- **Work to complete**
In the following material, identify every line holding the string "ménagères" and return it.

- **Records shown**
++++++

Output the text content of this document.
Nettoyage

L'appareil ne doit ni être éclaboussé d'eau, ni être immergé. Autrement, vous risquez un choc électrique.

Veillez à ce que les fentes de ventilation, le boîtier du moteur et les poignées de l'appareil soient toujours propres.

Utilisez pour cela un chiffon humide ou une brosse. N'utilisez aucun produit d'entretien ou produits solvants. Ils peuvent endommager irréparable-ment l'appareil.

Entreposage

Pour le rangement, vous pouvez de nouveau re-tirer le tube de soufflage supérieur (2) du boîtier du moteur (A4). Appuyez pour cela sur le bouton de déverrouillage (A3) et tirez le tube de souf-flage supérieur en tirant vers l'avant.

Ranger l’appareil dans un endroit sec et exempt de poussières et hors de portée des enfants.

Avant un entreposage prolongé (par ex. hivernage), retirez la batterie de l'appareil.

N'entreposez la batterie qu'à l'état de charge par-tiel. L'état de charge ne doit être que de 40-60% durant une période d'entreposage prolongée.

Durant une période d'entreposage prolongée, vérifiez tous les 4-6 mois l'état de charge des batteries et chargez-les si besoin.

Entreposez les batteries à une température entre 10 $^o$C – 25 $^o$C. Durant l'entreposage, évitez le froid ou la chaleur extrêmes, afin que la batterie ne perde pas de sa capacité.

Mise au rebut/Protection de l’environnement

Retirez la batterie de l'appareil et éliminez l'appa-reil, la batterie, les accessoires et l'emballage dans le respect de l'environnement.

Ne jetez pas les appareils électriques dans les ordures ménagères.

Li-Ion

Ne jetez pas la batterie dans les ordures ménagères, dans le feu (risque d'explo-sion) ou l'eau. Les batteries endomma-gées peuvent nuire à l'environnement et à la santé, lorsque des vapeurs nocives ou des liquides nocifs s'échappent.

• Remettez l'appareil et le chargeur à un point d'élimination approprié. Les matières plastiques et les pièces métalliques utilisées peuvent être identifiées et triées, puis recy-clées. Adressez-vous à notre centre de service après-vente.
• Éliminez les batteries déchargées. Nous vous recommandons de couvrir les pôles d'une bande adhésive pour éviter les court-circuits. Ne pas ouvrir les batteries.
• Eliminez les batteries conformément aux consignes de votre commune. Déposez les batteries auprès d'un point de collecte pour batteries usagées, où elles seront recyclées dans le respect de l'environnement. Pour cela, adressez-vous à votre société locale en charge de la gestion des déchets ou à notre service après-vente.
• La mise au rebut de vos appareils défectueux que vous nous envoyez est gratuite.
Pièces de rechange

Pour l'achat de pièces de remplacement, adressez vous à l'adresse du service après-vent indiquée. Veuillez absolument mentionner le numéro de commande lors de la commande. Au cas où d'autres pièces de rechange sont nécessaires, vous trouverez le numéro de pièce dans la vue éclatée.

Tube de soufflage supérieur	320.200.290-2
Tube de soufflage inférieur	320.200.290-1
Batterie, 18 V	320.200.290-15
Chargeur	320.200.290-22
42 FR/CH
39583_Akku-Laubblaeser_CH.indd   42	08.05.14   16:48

++++++

- **Exercise response**
Ne jetez pas les appareils électriques dans les ordures ménagères.
Ne jetez pas la batterie dans les ordures ménagères, dans le feu (risque d'explo-sion) ou l'eau. Les batteries endomma-gées peuvent nuire à l'environnement et à la santé, lorsque des vapeurs nocives ou des liquides nocifs s'échappent.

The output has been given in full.